### Work to do
Could you write out the records below exactly as they appear?

### Data records
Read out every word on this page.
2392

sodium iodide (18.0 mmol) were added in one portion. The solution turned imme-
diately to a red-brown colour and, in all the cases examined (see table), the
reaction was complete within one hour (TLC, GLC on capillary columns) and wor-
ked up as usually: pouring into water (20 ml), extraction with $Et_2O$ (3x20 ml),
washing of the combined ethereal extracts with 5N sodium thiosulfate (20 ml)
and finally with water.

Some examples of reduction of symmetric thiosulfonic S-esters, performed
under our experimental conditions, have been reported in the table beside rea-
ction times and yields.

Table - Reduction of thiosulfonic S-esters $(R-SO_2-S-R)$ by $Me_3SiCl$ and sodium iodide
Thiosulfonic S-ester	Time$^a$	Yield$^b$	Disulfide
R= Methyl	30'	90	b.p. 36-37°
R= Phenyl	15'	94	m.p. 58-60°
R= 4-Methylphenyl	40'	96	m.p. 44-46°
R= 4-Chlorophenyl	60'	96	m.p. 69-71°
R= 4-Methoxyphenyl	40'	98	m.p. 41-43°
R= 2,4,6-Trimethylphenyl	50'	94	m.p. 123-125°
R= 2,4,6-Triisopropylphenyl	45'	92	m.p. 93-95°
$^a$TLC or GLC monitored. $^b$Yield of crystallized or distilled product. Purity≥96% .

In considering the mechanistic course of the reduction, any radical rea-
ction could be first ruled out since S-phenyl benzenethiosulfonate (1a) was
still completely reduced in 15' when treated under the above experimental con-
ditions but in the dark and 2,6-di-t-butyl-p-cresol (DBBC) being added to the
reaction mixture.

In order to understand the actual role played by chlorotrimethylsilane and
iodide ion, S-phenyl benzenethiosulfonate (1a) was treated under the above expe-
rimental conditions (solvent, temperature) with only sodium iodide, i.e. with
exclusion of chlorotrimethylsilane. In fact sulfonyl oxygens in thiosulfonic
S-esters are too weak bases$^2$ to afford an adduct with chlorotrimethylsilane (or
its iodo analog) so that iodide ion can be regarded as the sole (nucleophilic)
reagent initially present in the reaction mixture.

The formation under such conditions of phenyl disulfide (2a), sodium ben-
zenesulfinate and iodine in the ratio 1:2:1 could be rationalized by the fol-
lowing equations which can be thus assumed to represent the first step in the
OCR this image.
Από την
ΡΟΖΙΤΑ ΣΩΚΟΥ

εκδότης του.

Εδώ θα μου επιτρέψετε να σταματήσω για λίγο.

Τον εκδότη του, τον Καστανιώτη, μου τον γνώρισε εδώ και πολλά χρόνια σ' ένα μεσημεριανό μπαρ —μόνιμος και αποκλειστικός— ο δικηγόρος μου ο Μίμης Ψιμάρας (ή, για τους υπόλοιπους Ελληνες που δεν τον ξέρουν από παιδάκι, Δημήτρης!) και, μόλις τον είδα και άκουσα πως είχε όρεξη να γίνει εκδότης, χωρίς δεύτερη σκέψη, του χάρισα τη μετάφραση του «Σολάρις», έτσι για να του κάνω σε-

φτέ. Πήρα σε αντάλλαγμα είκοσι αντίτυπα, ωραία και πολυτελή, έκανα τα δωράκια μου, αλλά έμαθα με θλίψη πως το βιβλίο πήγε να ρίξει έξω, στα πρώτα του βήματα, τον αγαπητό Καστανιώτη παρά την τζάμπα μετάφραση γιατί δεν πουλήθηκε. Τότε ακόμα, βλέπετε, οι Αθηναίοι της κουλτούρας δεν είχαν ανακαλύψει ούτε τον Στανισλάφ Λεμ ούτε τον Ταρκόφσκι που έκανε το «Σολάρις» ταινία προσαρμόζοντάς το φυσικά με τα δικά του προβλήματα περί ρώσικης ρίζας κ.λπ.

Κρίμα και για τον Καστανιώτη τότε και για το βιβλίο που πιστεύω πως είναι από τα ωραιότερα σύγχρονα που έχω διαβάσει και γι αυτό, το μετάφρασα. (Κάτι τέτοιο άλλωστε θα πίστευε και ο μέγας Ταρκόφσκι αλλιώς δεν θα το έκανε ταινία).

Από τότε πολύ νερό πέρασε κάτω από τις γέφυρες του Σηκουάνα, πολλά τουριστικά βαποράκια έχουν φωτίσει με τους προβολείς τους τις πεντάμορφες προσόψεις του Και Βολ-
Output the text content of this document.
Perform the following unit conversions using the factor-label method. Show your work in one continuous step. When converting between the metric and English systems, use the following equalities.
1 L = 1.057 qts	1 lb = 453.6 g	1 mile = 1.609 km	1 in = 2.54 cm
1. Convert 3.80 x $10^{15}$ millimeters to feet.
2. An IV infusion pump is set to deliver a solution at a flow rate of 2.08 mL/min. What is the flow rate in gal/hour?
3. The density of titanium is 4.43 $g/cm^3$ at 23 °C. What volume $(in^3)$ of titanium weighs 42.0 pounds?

### Correct result
Read out every word on this page.
2392

sodium iodide (18.0 mmol) were added in one portion. The solution turned imme-
diately to a red-brown colour and, in all the cases examined (see table), the
reaction was complete within one hour (TLC, GLC on capillary columns) and wor-
ked up as usually: pouring into water (20 ml), extraction with $Et_2O$ (3x20 ml),
washing of the combined ethereal extracts with 5N sodium thiosulfate (20 ml)
and finally with water.

Some examples of reduction of symmetric thiosulfonic S-esters, performed
under our experimental conditions, have been reported in the table beside rea-
ction times and yields.

Table - Reduction of thiosulfonic S-esters $(R-SO_2-S-R)$ by $Me_3SiCl$ and sodium iodide
Thiosulfonic S-ester	Time$^a$	Yield$^b$	Disulfide
R= Methyl	30'	90	b.p. 36-37°
R= Phenyl	15'	94	m.p. 58-60°
R= 4-Methylphenyl	40'	96	m.p. 44-46°
R= 4-Chlorophenyl	60'	96	m.p. 69-71°
R= 4-Methoxyphenyl	40'	98	m.p. 41-43°
R= 2,4,6-Trimethylphenyl	50'	94	m.p. 123-125°
R= 2,4,6-Triisopropylphenyl	45'	92	m.p. 93-95°
$^a$TLC or GLC monitored. $^b$Yield of crystallized or distilled product. Purity≥96% .

In considering the mechanistic course of the reduction, any radical rea-
ction could be first ruled out since S-phenyl benzenethiosulfonate (1a) was
still completely reduced in 15' when treated under the above experimental con-
ditions but in the dark and 2,6-di-t-butyl-p-cresol (DBBC) being added to the
reaction mixture.

In order to understand the actual role played by chlorotrimethylsilane and
iodide ion, S-phenyl benzenethiosulfonate (1a) was treated under the above expe-
rimental conditions (solvent, temperature) with only sodium iodide, i.e. with
exclusion of chlorotrimethylsilane. In fact sulfonyl oxygens in thiosulfonic
S-esters are too weak bases$^2$ to afford an adduct with chlorotrimethylsilane (or
its iodo analog) so that iodide ion can be regarded as the sole (nucleophilic)
reagent initially present in the reaction mixture.

The formation under such conditions of phenyl disulfide (2a), sodium ben-
zenesulfinate and iodine in the ratio 1:2:1 could be rationalized by the fol-
lowing equations which can be thus assumed to represent the first step in the
OCR this image.
Από την
ΡΟΖΙΤΑ ΣΩΚΟΥ

εκδότης του.

Εδώ θα μου επιτρέψετε να σταματήσω για λίγο.

Τον εκδότη του, τον Καστανιώτη, μου τον γνώρισε εδώ και πολλά χρόνια σ' ένα μεσημεριανό μπαρ —μόνιμος και αποκλειστικός— ο δικηγόρος μου ο Μίμης Ψιμάρας (ή, για τους υπόλοιπους Ελληνες που δεν τον ξέρουν από παιδάκι, Δημήτρης!) και, μόλις τον είδα και άκουσα πως είχε όρεξη να γίνει εκδότης, χωρίς δεύτερη σκέψη, του χάρισα τη μετάφραση του «Σολάρις», έτσι για να του κάνω σε-

φτέ. Πήρα σε αντάλλαγμα είκοσι αντίτυπα, ωραία και πολυτελή, έκανα τα δωράκια μου, αλλά έμαθα με θλίψη πως το βιβλίο πήγε να ρίξει έξω, στα πρώτα του βήματα, τον αγαπητό Καστανιώτη παρά την τζάμπα μετάφραση γιατί δεν πουλήθηκε. Τότε ακόμα, βλέπετε, οι Αθηναίοι της κουλτούρας δεν είχαν ανακαλύψει ούτε τον Στανισλάφ Λεμ ούτε τον Ταρκόφσκι που έκανε το «Σολάρις» ταινία προσαρμόζοντάς το φυσικά με τα δικά του προβλήματα περί ρώσικης ρίζας κ.λπ.

Κρίμα και για τον Καστανιώτη τότε και για το βιβλίο που πιστεύω πως είναι από τα ωραιότερα σύγχρονα που έχω διαβάσει και γι αυτό, το μετάφρασα. (Κάτι τέτοιο άλλωστε θα πίστευε και ο μέγας Ταρκόφσκι αλλιώς δεν θα το έκανε ταινία).

Από τότε πολύ νερό πέρασε κάτω από τις γέφυρες του Σηκουάνα, πολλά τουριστικά βαποράκια έχουν φωτίσει με τους προβολείς τους τις πεντάμορφες προσόψεις του Και Βολ-
Output the text content of this document.
Perform the following unit conversions using the factor-label method. Show your work in one continuous step. When converting between the metric and English systems, use the following equalities.
1 L = 1.057 qts	1 lb = 453.6 g	1 mile = 1.609 km	1 in = 2.54 cm
1. Convert 3.80 x $10^{15}$ millimeters to feet.
2. An IV infusion pump is set to deliver a solution at a flow rate of 2.08 mL/min. What is the flow rate in gal/hour?
3. The density of titanium is 4.43 $g/cm^3$ at 23 °C. What volume $(in^3)$ of titanium weighs 42.0 pounds?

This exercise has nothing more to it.